===== EXTRACTED MATERIAL

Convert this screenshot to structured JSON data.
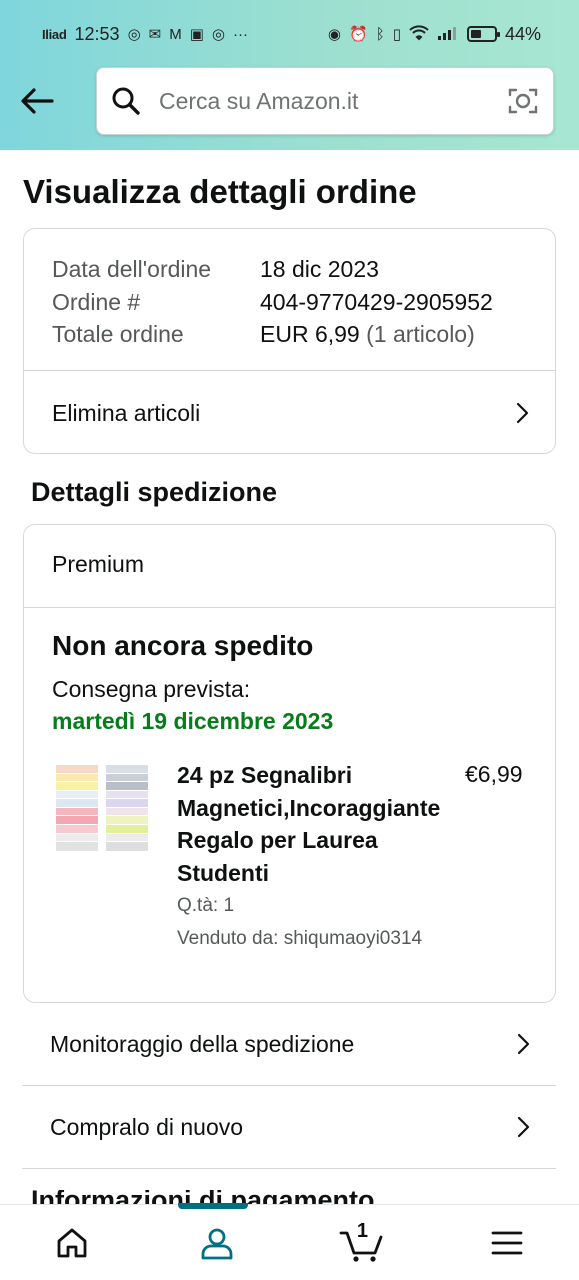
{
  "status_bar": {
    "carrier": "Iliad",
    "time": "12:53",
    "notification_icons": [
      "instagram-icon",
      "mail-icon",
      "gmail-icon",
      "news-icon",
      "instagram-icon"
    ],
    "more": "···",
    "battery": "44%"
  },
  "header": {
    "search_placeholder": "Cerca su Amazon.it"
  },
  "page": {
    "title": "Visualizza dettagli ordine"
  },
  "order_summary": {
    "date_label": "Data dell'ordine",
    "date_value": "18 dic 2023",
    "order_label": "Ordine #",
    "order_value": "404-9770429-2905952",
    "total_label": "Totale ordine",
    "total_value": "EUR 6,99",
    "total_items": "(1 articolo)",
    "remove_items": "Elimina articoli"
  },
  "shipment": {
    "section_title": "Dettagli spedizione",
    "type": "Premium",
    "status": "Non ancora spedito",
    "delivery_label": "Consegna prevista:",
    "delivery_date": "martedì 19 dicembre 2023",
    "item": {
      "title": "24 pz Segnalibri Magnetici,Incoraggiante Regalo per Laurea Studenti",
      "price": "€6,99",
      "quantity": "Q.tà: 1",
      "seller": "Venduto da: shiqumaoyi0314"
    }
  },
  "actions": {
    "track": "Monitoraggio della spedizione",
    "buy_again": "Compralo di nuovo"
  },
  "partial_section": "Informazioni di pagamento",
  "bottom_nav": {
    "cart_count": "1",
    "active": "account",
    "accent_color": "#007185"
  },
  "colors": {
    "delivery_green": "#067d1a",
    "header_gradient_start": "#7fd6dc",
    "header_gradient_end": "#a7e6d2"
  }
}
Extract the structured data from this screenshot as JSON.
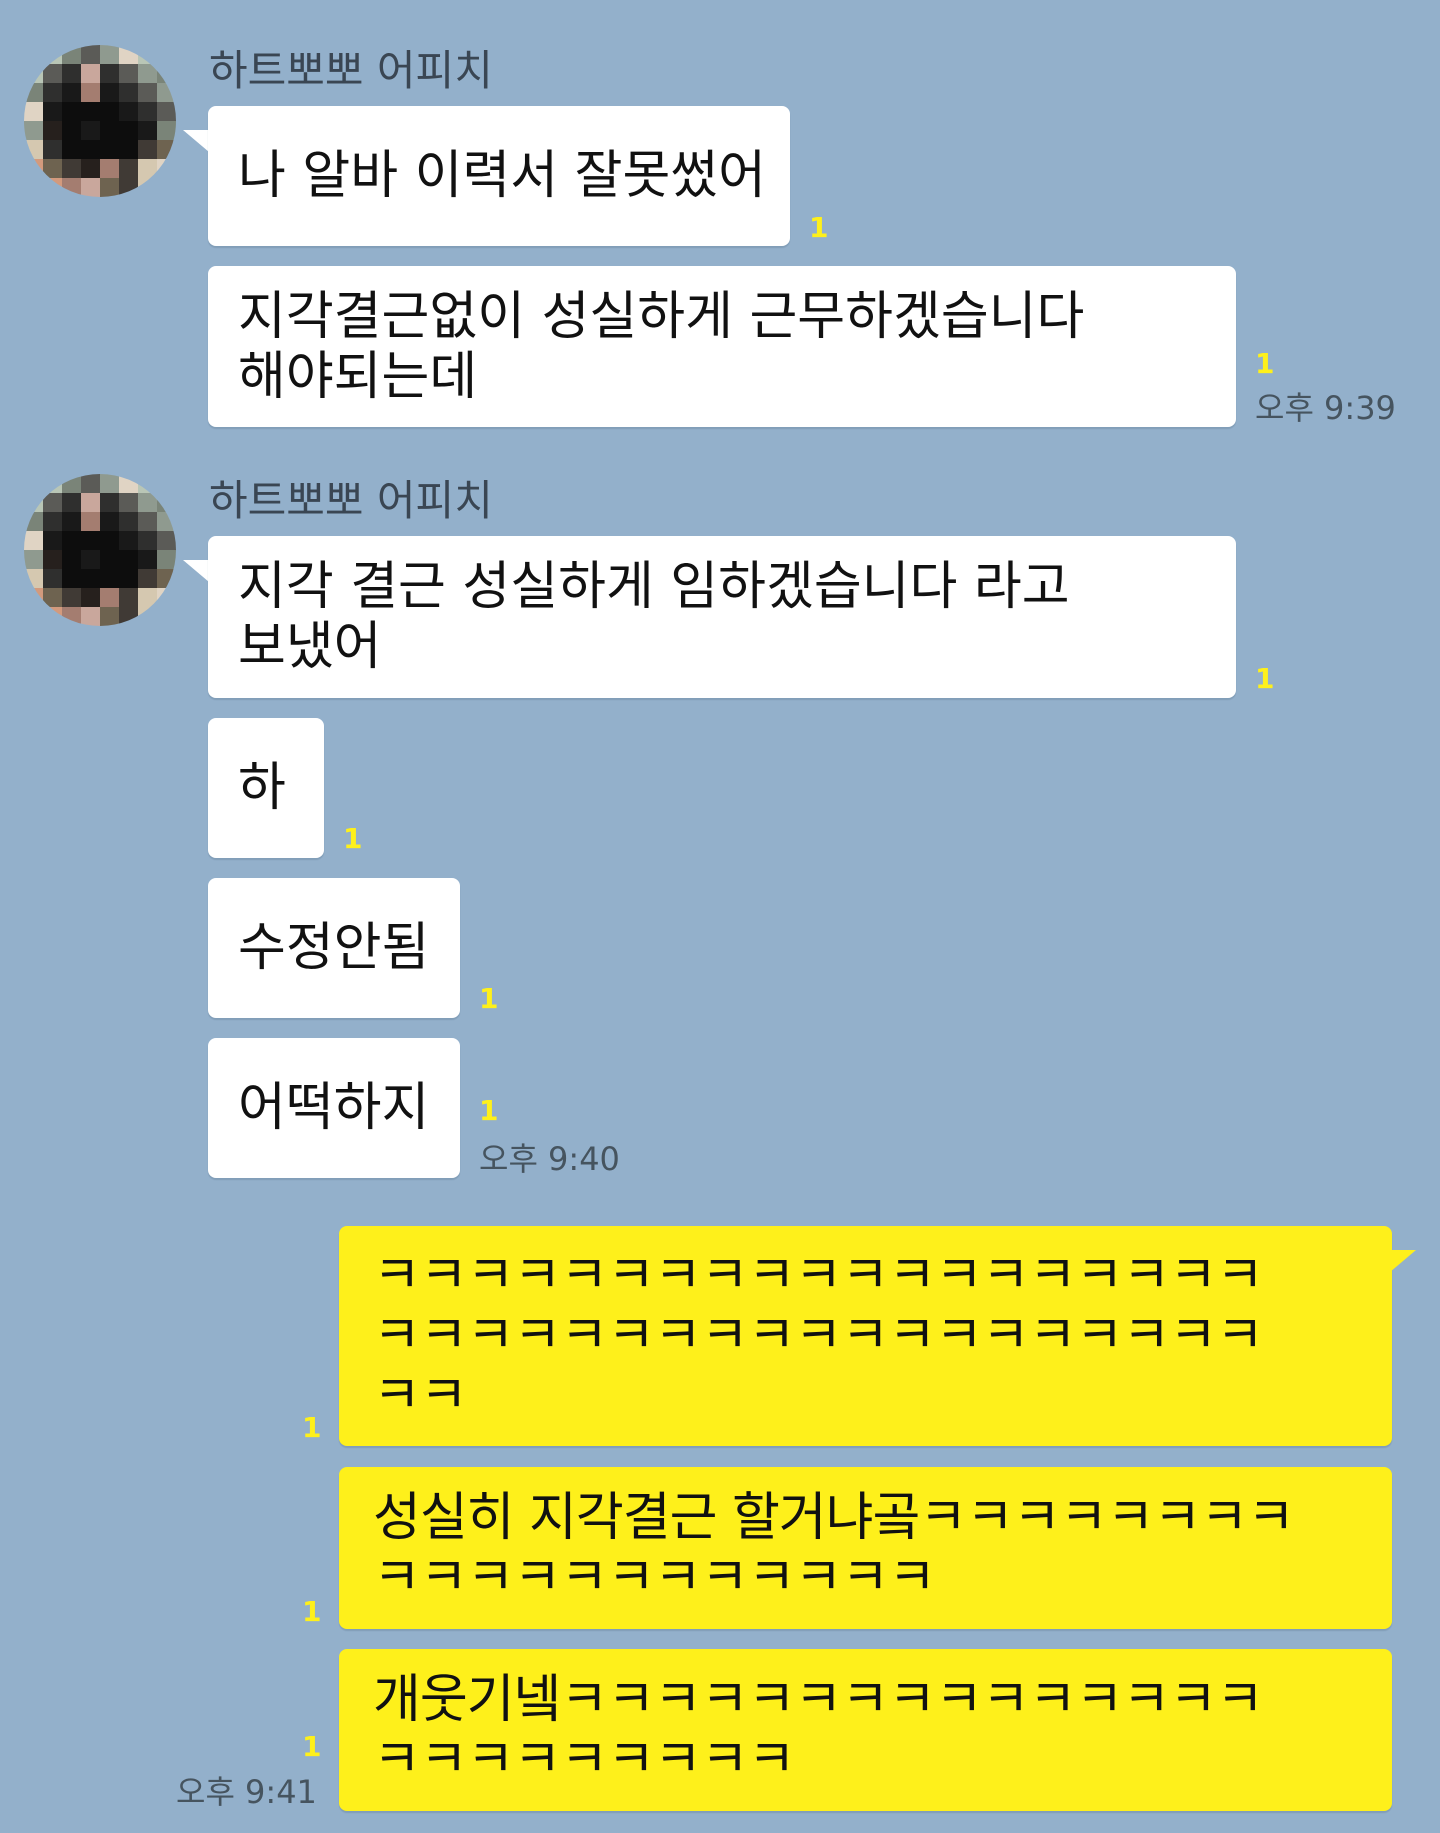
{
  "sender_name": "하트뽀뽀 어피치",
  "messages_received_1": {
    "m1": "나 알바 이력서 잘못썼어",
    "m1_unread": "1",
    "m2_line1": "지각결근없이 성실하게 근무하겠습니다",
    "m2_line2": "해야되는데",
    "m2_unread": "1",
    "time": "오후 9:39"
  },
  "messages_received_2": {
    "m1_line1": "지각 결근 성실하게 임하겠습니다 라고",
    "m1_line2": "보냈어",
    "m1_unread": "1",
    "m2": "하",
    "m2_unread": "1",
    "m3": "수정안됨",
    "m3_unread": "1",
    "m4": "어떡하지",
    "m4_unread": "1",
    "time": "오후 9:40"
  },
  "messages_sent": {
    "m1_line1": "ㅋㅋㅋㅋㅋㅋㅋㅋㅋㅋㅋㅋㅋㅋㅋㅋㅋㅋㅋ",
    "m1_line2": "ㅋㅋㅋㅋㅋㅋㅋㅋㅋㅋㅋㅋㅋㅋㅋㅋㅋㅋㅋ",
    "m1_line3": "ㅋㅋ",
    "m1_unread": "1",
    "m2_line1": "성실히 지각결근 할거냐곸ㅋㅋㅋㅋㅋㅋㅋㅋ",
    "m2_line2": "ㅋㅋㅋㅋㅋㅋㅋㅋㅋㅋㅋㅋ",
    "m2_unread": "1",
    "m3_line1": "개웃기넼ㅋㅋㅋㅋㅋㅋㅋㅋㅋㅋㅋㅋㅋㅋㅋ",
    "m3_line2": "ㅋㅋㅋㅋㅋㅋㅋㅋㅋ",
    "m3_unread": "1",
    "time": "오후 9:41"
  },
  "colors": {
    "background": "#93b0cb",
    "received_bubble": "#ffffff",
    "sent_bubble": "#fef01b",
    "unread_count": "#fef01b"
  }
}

==========

→ **REQUIREMENT**: Excluding the pictures, restate the records above word for word.

→ **IN RESPONSE**:
Convert this screenshot to structured JSON data.
{
  "status_bar": {
    "carrier": "Iliad",
    "time": "12:53",
    "notification_icons": [
      "instagram-icon",
      "mail-icon",
      "gmail-icon",
      "news-icon",
      "instagram-icon"
    ],
    "more": "···",
    "battery": "44%"
  },
  "header": {
    "search_placeholder": "Cerca su Amazon.it"
  },
  "page": {
    "title": "Visualizza dettagli ordine"
  },
  "order_summary": {
    "date_label": "Data dell'ordine",
    "date_value": "18 dic 2023",
    "order_label": "Ordine #",
    "order_value": "404-9770429-2905952",
    "total_label": "Totale ordine",
    "total_value": "EUR 6,99",
    "total_items": "(1 articolo)",
    "remove_items": "Elimina articoli"
  },
  "shipment": {
    "section_title": "Dettagli spedizione",
    "type": "Premium",
    "status": "Non ancora spedito",
    "delivery_label": "Consegna prevista:",
    "delivery_date": "martedì 19 dicembre 2023",
    "item": {
      "title": "24 pz Segnalibri Magnetici,Incoraggiante Regalo per Laurea Studenti",
      "price": "€6,99",
      "quantity": "Q.tà: 1",
      "seller": "Venduto da: shiqumaoyi0314"
    }
  },
  "actions": {
    "track": "Monitoraggio della spedizione",
    "buy_again": "Compralo di nuovo"
  },
  "partial_section": "Informazioni di pagamento",
  "bottom_nav": {
    "cart_count": "1",
    "active": "account",
    "accent_color": "#007185"
  },
  "colors": {
    "delivery_green": "#067d1a",
    "header_gradient_start": "#7fd6dc",
    "header_gradient_end": "#a7e6d2"
  }
}
Extract the structured data from this screenshot as JSON.
{
  "sender_name": "하트뽀뽀 어피치",
  "messages_received_1": {
    "m1": "나 알바 이력서 잘못썼어",
    "m1_unread": "1",
    "m2_line1": "지각결근없이 성실하게 근무하겠습니다",
    "m2_line2": "해야되는데",
    "m2_unread": "1",
    "time": "오후 9:39"
  },
  "messages_received_2": {
    "m1_line1": "지각 결근 성실하게 임하겠습니다 라고",
    "m1_line2": "보냈어",
    "m1_unread": "1",
    "m2": "하",
    "m2_unread": "1",
    "m3": "수정안됨",
    "m3_unread": "1",
    "m4": "어떡하지",
    "m4_unread": "1",
    "time": "오후 9:40"
  },
  "messages_sent": {
    "m1_line1": "ㅋㅋㅋㅋㅋㅋㅋㅋㅋㅋㅋㅋㅋㅋㅋㅋㅋㅋㅋ",
    "m1_line2": "ㅋㅋㅋㅋㅋㅋㅋㅋㅋㅋㅋㅋㅋㅋㅋㅋㅋㅋㅋ",
    "m1_line3": "ㅋㅋ",
    "m1_unread": "1",
    "m2_line1": "성실히 지각결근 할거냐곸ㅋㅋㅋㅋㅋㅋㅋㅋ",
    "m2_line2": "ㅋㅋㅋㅋㅋㅋㅋㅋㅋㅋㅋㅋ",
    "m2_unread": "1",
    "m3_line1": "개웃기넼ㅋㅋㅋㅋㅋㅋㅋㅋㅋㅋㅋㅋㅋㅋㅋ",
    "m3_line2": "ㅋㅋㅋㅋㅋㅋㅋㅋㅋ",
    "m3_unread": "1",
    "time": "오후 9:41"
  },
  "colors": {
    "background": "#93b0cb",
    "received_bubble": "#ffffff",
    "sent_bubble": "#fef01b",
    "unread_count": "#fef01b"
  }
}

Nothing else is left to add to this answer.